In the entries below, find the lines with the word "opzionale" and copy them.

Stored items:
☆ ☆ ☆

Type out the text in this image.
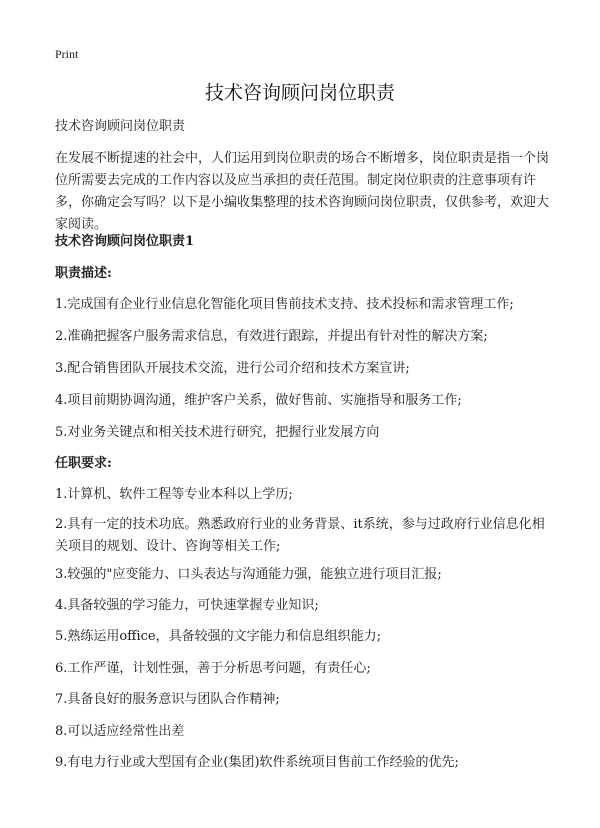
Print
技术咨询顾问岗位职责
技术咨询顾问岗位职责
在发展不断提速的社会中，人们运用到岗位职责的场合不断增多，岗位职责是指一个岗位所需要去完成的工作内容以及应当承担的责任范围。制定岗位职责的注意事项有许多，你确定会写吗？以下是小编收集整理的技术咨询顾问岗位职责，仅供参考，欢迎大家阅读。
技术咨询顾问岗位职责1
职责描述:
1.完成国有企业行业信息化智能化项目售前技术支持、技术投标和需求管理工作;
2.准确把握客户服务需求信息，有效进行跟踪，并提出有针对性的解决方案;
3.配合销售团队开展技术交流，进行公司介绍和技术方案宣讲;
4.项目前期协调沟通，维护客户关系，做好售前、实施指导和服务工作;
5.对业务关键点和相关技术进行研究，把握行业发展方向
任职要求:
1.计算机、软件工程等专业本科以上学历;
2.具有一定的技术功底。熟悉政府行业的业务背景、it系统，参与过政府行业信息化相关项目的规划、设计、咨询等相关工作;
3.较强的"应变能力、口头表达与沟通能力强，能独立进行项目汇报;
4.具备较强的学习能力，可快速掌握专业知识;
5.熟练运用office，具备较强的文字能力和信息组织能力;
6.工作严谨，计划性强，善于分析思考问题，有责任心;
7.具备良好的服务意识与团队合作精神;
8.可以适应经常性出差
9.有电力行业或大型国有企业(集团)软件系统项目售前工作经验的优先;
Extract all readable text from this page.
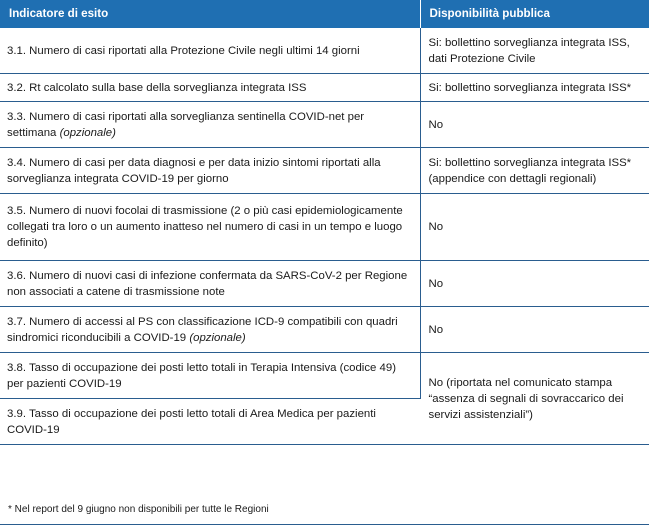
Indicatore di esito	Disponibilità pubblica
3.1. Numero di casi riportati alla Protezione Civile negli ultimi 14 giorni	Si: bollettino sorveglianza integrata ISS, dati Protezione Civile
3.2. Rt calcolato sulla base della sorveglianza integrata ISS	Si: bollettino sorveglianza integrata ISS*
3.3. Numero di casi riportati alla sorveglianza sentinella COVID-net per settimana (opzionale)	No
3.4. Numero di casi per data diagnosi e per data inizio sintomi riportati alla sorveglianza integrata COVID-19 per giorno	Si: bollettino sorveglianza integrata ISS* (appendice con dettagli regionali)
3.5. Numero di nuovi focolai di trasmissione (2 o più casi epidemiologicamente collegati tra loro o un aumento inatteso nel numero di casi in un tempo e luogo definito)	No
3.6. Numero di nuovi casi di infezione confermata da SARS-CoV-2 per Regione non associati a catene di trasmissione note	No
3.7. Numero di accessi al PS con classificazione ICD-9 compatibili con quadri sindromici riconducibili a COVID-19 (opzionale)	No
3.8. Tasso di occupazione dei posti letto totali in Terapia Intensiva (codice 49) per pazienti COVID-19	No (riportata nel comunicato stampa “assenza di segnali di sovraccarico dei servizi assistenziali”)
3.9. Tasso di occupazione dei posti letto totali di Area Medica per pazienti COVID-19	
* Nel report del 9 giugno non disponibili per tutte le Regioni
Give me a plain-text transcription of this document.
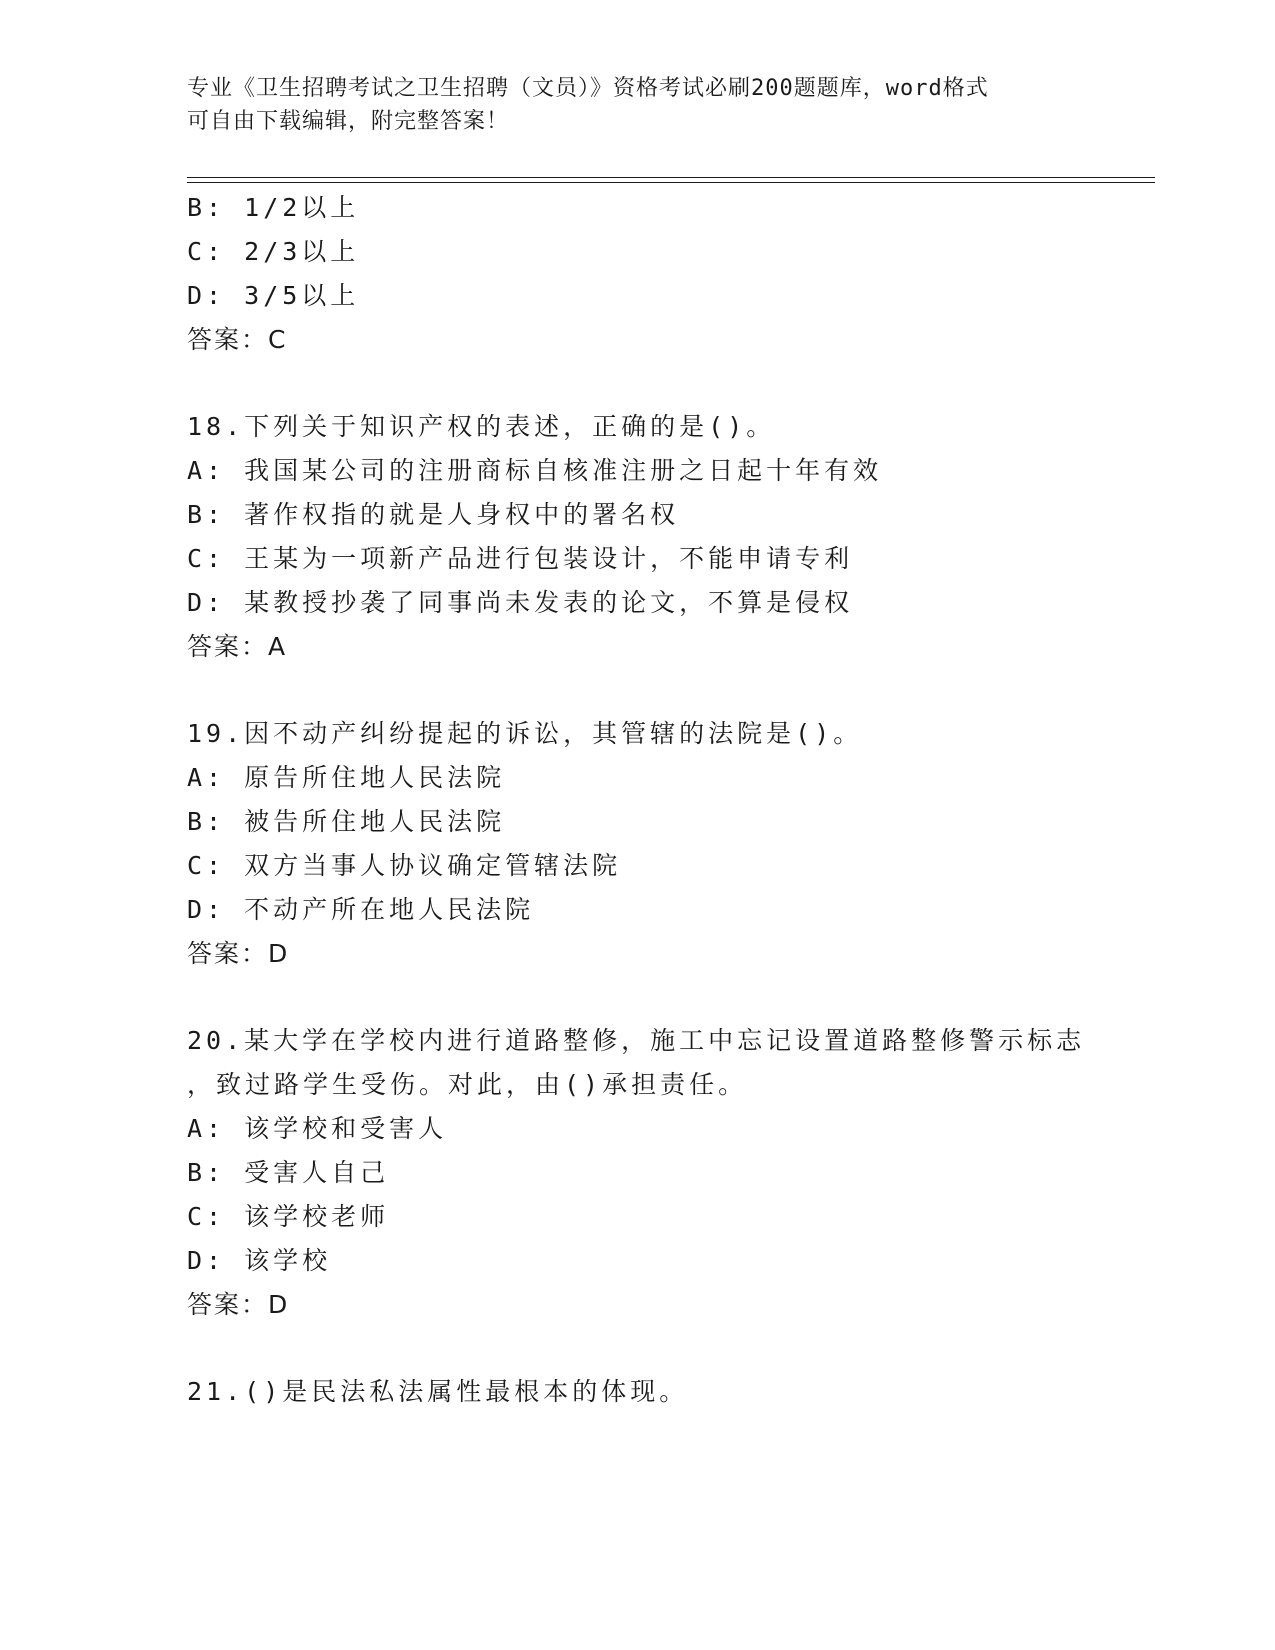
专业《卫生招聘考试之卫生招聘（文员）》资格考试必刷200题题库，word格式
可自由下载编辑，附完整答案！
B: 1/2以上
C: 2/3以上
D: 3/5以上
答案：C
18.下列关于知识产权的表述，正确的是()。
A: 我国某公司的注册商标自核准注册之日起十年有效
B: 著作权指的就是人身权中的署名权
C: 王某为一项新产品进行包装设计，不能申请专利
D: 某教授抄袭了同事尚未发表的论文，不算是侵权
答案：A
19.因不动产纠纷提起的诉讼，其管辖的法院是()。
A: 原告所住地人民法院
B: 被告所住地人民法院
C: 双方当事人协议确定管辖法院
D: 不动产所在地人民法院
答案：D
20.某大学在学校内进行道路整修，施工中忘记设置道路整修警示标志
，致过路学生受伤。对此，由()承担责任。
A: 该学校和受害人
B: 受害人自己
C: 该学校老师
D: 该学校
答案：D
21.()是民法私法属性最根本的体现。
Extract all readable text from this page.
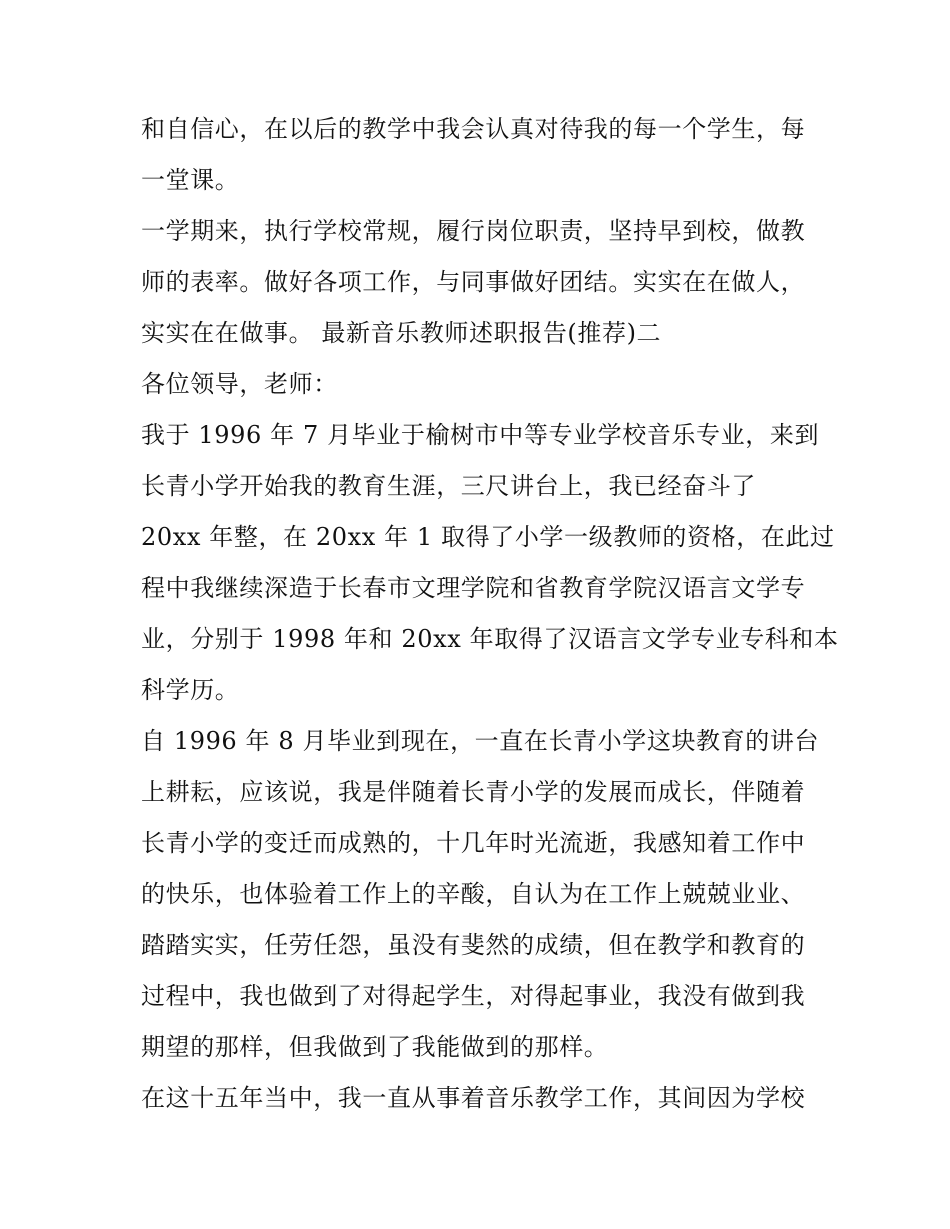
和自信心，在以后的教学中我会认真对待我的每一个学生，每
一堂课。
一学期来，执行学校常规，履行岗位职责，坚持早到校，做教
师的表率。做好各项工作，与同事做好团结。实实在在做人，
实实在在做事。 最新音乐教师述职报告(推荐)二
各位领导，老师：
我于 1996 年 7 月毕业于榆树市中等专业学校音乐专业，来到
长青小学开始我的教育生涯，三尺讲台上，我已经奋斗了
20xx 年整，在 20xx 年 1 取得了小学一级教师的资格，在此过
程中我继续深造于长春市文理学院和省教育学院汉语言文学专
业，分别于 1998 年和 20xx 年取得了汉语言文学专业专科和本
科学历。
自 1996 年 8 月毕业到现在，一直在长青小学这块教育的讲台
上耕耘，应该说，我是伴随着长青小学的发展而成长，伴随着
长青小学的变迁而成熟的，十几年时光流逝，我感知着工作中
的快乐，也体验着工作上的辛酸，自认为在工作上兢兢业业、
踏踏实实，任劳任怨，虽没有斐然的成绩，但在教学和教育的
过程中，我也做到了对得起学生，对得起事业，我没有做到我
期望的那样，但我做到了我能做到的那样。
在这十五年当中，我一直从事着音乐教学工作，其间因为学校
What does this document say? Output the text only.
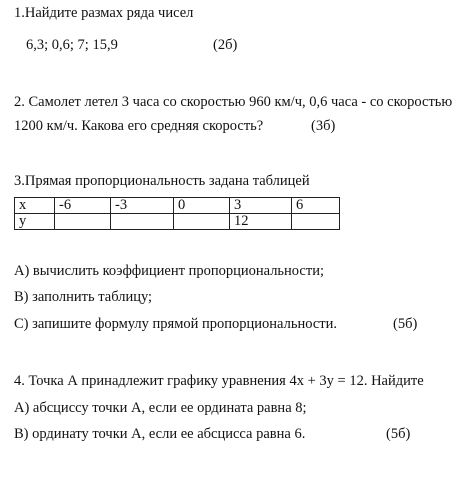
1.Найдите размах ряда чисел
6,3; 0,6; 7; 15,9	(2б)
2. Самолет летел 3 часа со скоростью 960 км/ч, 0,6 часа - со скоростью
1200 км/ч. Какова его средняя скорость?	(3б)
3.Прямая пропорциональность задана таблицей
x	-6	-3	0	3	6
y				12	
А) вычислить коэффициент пропорциональности;
В) заполнить таблицу;
С) запишите формулу прямой пропорциональности.	(5б)
4. Точка А принадлежит графику уравнения 4х + 3у = 12. Найдите
А) абсциссу точки А, если ее ордината равна 8;
В) ординату точки А, если ее абсцисса равна 6.	(5б)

☆ ☆ ☆

> The completed task
3.3. Numero di casi riportati alla sorveglianza sentinella COVID-net per settimana (opzionale)	No
3.7. Numero di accessi al PS con classificazione ICD-9 compatibili con quadri sindromici riconducibili a COVID-19 (opzionale)	No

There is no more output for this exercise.